State only the number of lines that include "around".

+++

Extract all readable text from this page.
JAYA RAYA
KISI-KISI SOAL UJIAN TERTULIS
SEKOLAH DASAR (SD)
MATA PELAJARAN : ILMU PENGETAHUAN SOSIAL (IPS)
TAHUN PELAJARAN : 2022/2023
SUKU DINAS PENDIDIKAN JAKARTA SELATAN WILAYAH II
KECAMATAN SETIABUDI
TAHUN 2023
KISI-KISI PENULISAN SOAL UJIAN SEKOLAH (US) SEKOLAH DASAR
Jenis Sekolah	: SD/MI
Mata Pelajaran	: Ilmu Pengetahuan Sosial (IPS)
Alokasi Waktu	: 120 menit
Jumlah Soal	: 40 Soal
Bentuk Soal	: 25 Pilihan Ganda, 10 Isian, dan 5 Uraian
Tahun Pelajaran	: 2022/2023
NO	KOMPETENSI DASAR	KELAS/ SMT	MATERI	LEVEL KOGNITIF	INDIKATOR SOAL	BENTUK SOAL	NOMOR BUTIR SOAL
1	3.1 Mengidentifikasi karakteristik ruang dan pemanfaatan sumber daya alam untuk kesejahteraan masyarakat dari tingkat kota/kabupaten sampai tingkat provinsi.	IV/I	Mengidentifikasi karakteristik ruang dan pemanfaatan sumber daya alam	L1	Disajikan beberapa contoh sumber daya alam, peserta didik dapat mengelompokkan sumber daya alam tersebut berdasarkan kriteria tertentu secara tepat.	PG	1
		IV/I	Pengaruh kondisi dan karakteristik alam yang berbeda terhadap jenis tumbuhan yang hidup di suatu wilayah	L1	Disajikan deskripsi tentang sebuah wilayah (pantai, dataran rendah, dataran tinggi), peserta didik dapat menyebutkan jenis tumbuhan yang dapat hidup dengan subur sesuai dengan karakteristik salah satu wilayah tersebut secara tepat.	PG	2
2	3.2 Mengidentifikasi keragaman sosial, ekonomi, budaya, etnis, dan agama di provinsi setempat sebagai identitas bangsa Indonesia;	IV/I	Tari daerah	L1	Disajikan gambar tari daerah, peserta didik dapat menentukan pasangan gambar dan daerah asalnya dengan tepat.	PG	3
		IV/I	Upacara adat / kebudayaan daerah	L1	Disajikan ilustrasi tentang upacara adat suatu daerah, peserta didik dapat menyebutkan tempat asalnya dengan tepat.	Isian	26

+++

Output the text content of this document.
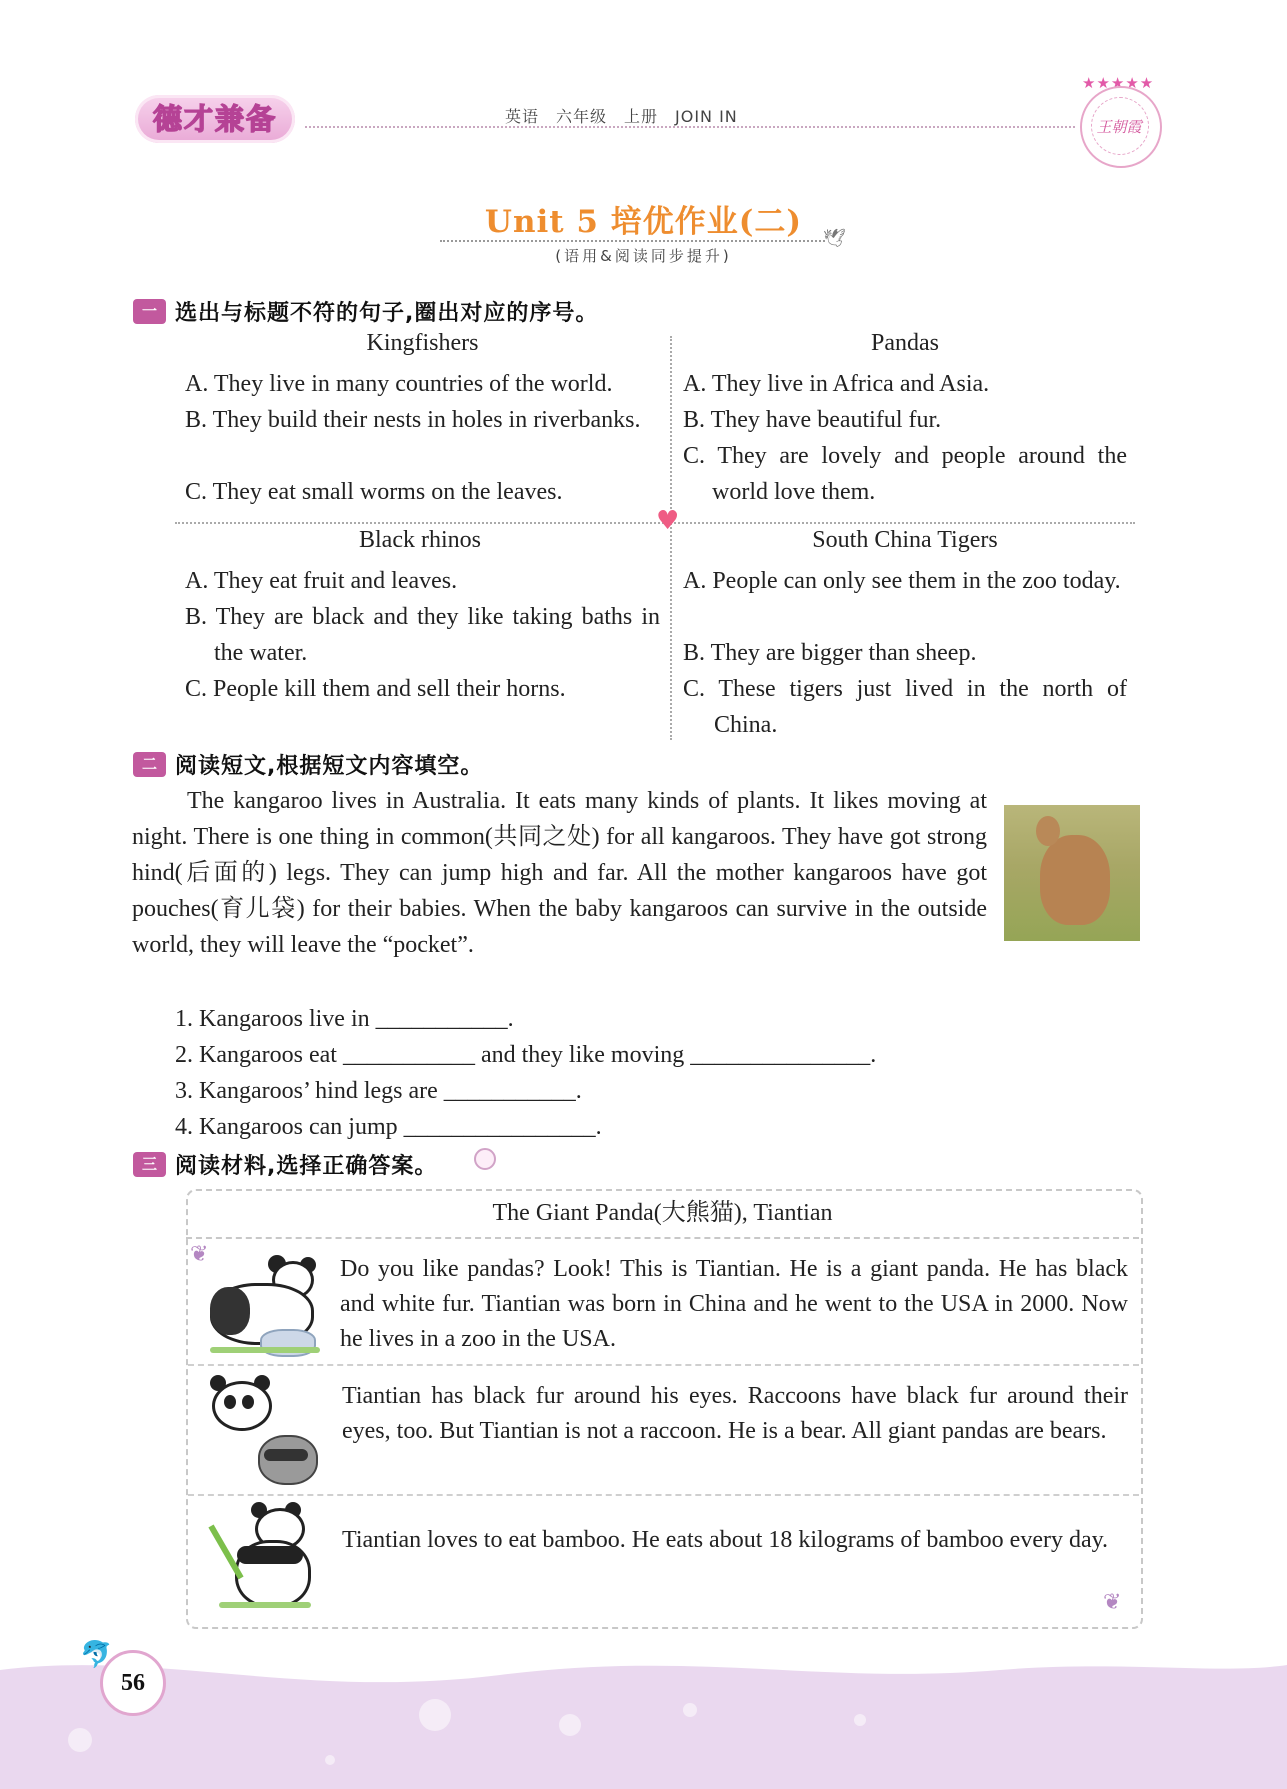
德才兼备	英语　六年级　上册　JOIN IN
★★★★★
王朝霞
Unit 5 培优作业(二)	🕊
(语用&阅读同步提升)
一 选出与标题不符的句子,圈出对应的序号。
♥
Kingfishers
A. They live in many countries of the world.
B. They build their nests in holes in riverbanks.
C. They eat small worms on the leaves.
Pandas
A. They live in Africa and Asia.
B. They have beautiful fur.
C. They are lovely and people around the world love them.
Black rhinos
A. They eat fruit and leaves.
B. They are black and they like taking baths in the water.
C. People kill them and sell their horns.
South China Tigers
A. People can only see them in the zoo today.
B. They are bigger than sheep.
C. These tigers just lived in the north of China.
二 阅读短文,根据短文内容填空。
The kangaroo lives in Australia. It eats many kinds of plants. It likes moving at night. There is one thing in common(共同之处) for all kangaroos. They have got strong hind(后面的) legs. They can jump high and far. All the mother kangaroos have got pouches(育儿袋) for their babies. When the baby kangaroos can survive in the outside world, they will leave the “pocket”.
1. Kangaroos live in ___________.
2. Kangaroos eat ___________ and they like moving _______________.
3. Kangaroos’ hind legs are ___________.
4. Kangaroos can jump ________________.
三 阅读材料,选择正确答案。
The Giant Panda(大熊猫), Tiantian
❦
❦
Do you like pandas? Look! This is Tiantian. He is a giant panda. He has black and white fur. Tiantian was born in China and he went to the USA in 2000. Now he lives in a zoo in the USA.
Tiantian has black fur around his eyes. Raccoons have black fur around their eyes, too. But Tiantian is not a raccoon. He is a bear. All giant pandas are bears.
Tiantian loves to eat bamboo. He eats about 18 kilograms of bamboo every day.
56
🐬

+++

(Complete answer):
2